Pull every line that holds the word "this" from the entries.

────────────────────

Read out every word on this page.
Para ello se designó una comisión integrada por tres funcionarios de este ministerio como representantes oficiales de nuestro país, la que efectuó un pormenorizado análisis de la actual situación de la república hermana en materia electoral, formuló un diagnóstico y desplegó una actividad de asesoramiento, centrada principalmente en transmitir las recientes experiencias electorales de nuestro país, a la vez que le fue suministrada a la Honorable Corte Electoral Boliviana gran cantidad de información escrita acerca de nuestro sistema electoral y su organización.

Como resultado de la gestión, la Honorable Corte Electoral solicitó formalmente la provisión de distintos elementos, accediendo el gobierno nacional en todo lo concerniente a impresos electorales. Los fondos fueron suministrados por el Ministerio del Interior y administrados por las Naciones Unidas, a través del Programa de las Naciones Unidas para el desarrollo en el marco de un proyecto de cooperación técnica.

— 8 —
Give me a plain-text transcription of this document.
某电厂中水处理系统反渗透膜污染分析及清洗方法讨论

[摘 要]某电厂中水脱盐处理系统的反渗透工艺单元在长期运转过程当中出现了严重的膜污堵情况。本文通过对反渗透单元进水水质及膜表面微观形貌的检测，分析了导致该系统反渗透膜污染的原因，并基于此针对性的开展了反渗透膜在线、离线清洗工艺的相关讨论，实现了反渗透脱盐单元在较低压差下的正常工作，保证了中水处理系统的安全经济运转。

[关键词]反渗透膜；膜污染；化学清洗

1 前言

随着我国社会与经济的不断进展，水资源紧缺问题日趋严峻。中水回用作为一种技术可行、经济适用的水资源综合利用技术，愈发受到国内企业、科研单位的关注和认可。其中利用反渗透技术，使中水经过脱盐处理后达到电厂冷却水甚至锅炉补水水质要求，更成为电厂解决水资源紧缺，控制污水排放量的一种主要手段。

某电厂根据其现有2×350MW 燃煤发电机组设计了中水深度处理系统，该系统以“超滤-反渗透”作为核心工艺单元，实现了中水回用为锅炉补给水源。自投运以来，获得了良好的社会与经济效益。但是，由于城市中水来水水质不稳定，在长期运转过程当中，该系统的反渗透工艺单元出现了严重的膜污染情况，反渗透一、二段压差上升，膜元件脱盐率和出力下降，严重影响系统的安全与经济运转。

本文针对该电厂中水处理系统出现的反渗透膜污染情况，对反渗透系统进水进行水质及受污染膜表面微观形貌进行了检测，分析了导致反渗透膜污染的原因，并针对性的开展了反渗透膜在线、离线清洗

────────────────────

--- TASK SOLUTION ---
Read out every word on this page.
Give me a plain-text transcription of this document.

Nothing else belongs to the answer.